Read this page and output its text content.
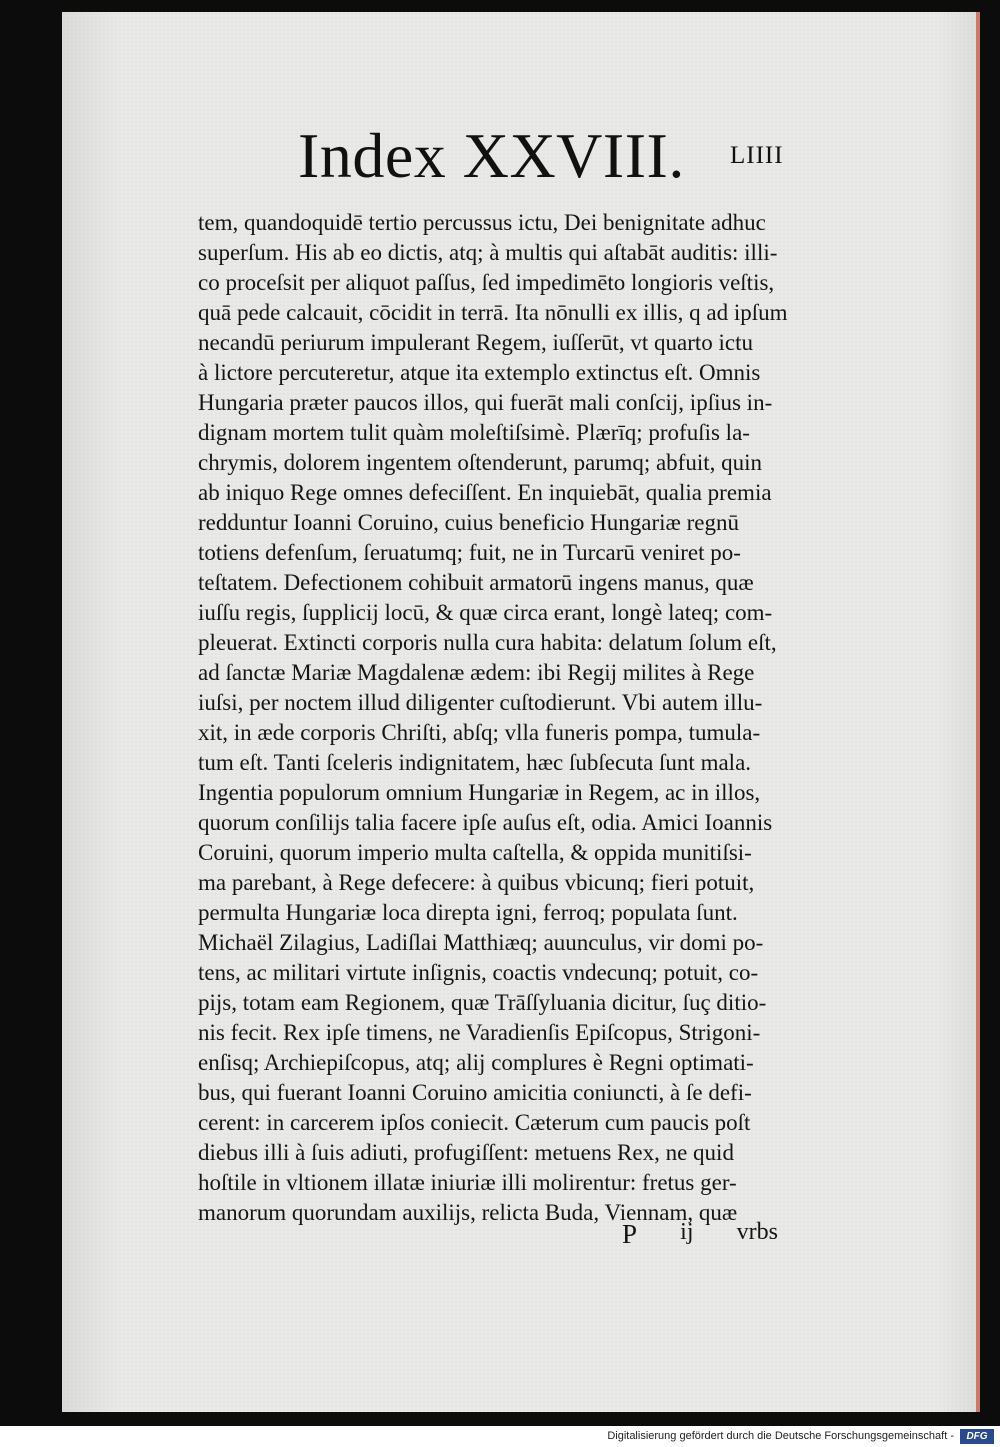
Index XXVIII. LIIII
tem, quandoquidē tertio percussus ictu, Dei benignitate adhuc
superſum. His ab eo dictis, atq; à multis qui aſtabāt auditis: illi-
co proceſsit per aliquot paſſus, ſed impedimēto longioris veſtis,
quā pede calcauit, cōcidit in terrā. Ita nōnulli ex illis, q ad ipſum
necandū periurum impulerant Regem, iuſſerūt, vt quarto ictu
à lictore percuteretur, atque ita extemplo extinctus eſt. Omnis
Hungaria præter paucos illos, qui fuerāt mali conſcij, ipſius in-
dignam mortem tulit quàm moleſtiſsimè. Plærīq; profuſis la-
chrymis, dolorem ingentem oſtenderunt, parumq; abfuit, quin
ab iniquo Rege omnes defeciſſent. En inquiebāt, qualia premia
redduntur Ioanni Coruino, cuius beneficio Hungariæ regnū
totiens defenſum, ſeruatumq; fuit, ne in Turcarū veniret po-
teſtatem. Defectionem cohibuit armatorū ingens manus, quæ
iuſſu regis, ſupplicij locū, & quæ circa erant, longè lateq; com-
pleuerat. Extincti corporis nulla cura habita: delatum ſolum eſt,
ad ſanctæ Mariæ Magdalenæ ædem: ibi Regij milites à Rege
iuſsi, per noctem illud diligenter cuſtodierunt. Vbi autem illu-
xit, in æde corporis Chriſti, abſq; vlla funeris pompa, tumula-
tum eſt. Tanti ſceleris indignitatem, hæc ſubſecuta ſunt mala.
Ingentia populorum omnium Hungariæ in Regem, ac in illos,
quorum conſilijs talia facere ipſe auſus eſt, odia. Amici Ioannis
Coruini, quorum imperio multa caſtella, & oppida munitiſsi-
ma parebant, à Rege defecere: à quibus vbicunq; fieri potuit,
permulta Hungariæ loca direpta igni, ferroq; populata ſunt.
Michaël Zilagius, Ladiſlai Matthiæq; auunculus, vir domi po-
tens, ac militari virtute inſignis, coactis vndecunq; potuit, co-
pijs, totam eam Regionem, quæ Trāſſyluania dicitur, ſuç ditio-
nis fecit. Rex ipſe timens, ne Varadienſis Epiſcopus, Strigoni-
enſisq; Archiepiſcopus, atq; alij complures è Regni optimati-
bus, qui fuerant Ioanni Coruino amicitia coniuncti, à ſe defi-
cerent: in carcerem ipſos coniecit. Cæterum cum paucis poſt
diebus illi à ſuis adiuti, profugiſſent: metuens Rex, ne quid
hoſtile in vltionem illatæ iniuriæ illi molirentur: fretus ger-
manorum quorundam auxilijs, relicta Buda, Viennam, quæ
P ij vrbs
Digitalisierung gefördert durch die Deutsche Forschungsgemeinschaft -	DFG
========
# INSTRUCTIONS TO FOLLOW
Any pictures should be dropped; transcribe the rest of the records above exactly.

# THE RESULT
Read this page and output its text content.
Index XXVIII. LIIII
tem, quandoquidē tertio percussus ictu, Dei benignitate adhuc
superſum. His ab eo dictis, atq; à multis qui aſtabāt auditis: illi-
co proceſsit per aliquot paſſus, ſed impedimēto longioris veſtis,
quā pede calcauit, cōcidit in terrā. Ita nōnulli ex illis, q ad ipſum
necandū periurum impulerant Regem, iuſſerūt, vt quarto ictu
à lictore percuteretur, atque ita extemplo extinctus eſt. Omnis
Hungaria præter paucos illos, qui fuerāt mali conſcij, ipſius in-
dignam mortem tulit quàm moleſtiſsimè. Plærīq; profuſis la-
chrymis, dolorem ingentem oſtenderunt, parumq; abfuit, quin
ab iniquo Rege omnes defeciſſent. En inquiebāt, qualia premia
redduntur Ioanni Coruino, cuius beneficio Hungariæ regnū
totiens defenſum, ſeruatumq; fuit, ne in Turcarū veniret po-
teſtatem. Defectionem cohibuit armatorū ingens manus, quæ
iuſſu regis, ſupplicij locū, & quæ circa erant, longè lateq; com-
pleuerat. Extincti corporis nulla cura habita: delatum ſolum eſt,
ad ſanctæ Mariæ Magdalenæ ædem: ibi Regij milites à Rege
iuſsi, per noctem illud diligenter cuſtodierunt. Vbi autem illu-
xit, in æde corporis Chriſti, abſq; vlla funeris pompa, tumula-
tum eſt. Tanti ſceleris indignitatem, hæc ſubſecuta ſunt mala.
Ingentia populorum omnium Hungariæ in Regem, ac in illos,
quorum conſilijs talia facere ipſe auſus eſt, odia. Amici Ioannis
Coruini, quorum imperio multa caſtella, & oppida munitiſsi-
ma parebant, à Rege defecere: à quibus vbicunq; fieri potuit,
permulta Hungariæ loca direpta igni, ferroq; populata ſunt.
Michaël Zilagius, Ladiſlai Matthiæq; auunculus, vir domi po-
tens, ac militari virtute inſignis, coactis vndecunq; potuit, co-
pijs, totam eam Regionem, quæ Trāſſyluania dicitur, ſuç ditio-
nis fecit. Rex ipſe timens, ne Varadienſis Epiſcopus, Strigoni-
enſisq; Archiepiſcopus, atq; alij complures è Regni optimati-
bus, qui fuerant Ioanni Coruino amicitia coniuncti, à ſe defi-
cerent: in carcerem ipſos coniecit. Cæterum cum paucis poſt
diebus illi à ſuis adiuti, profugiſſent: metuens Rex, ne quid
hoſtile in vltionem illatæ iniuriæ illi molirentur: fretus ger-
manorum quorundam auxilijs, relicta Buda, Viennam, quæ
P ij vrbs
Digitalisierung gefördert durch die Deutsche Forschungsgemeinschaft -	DFG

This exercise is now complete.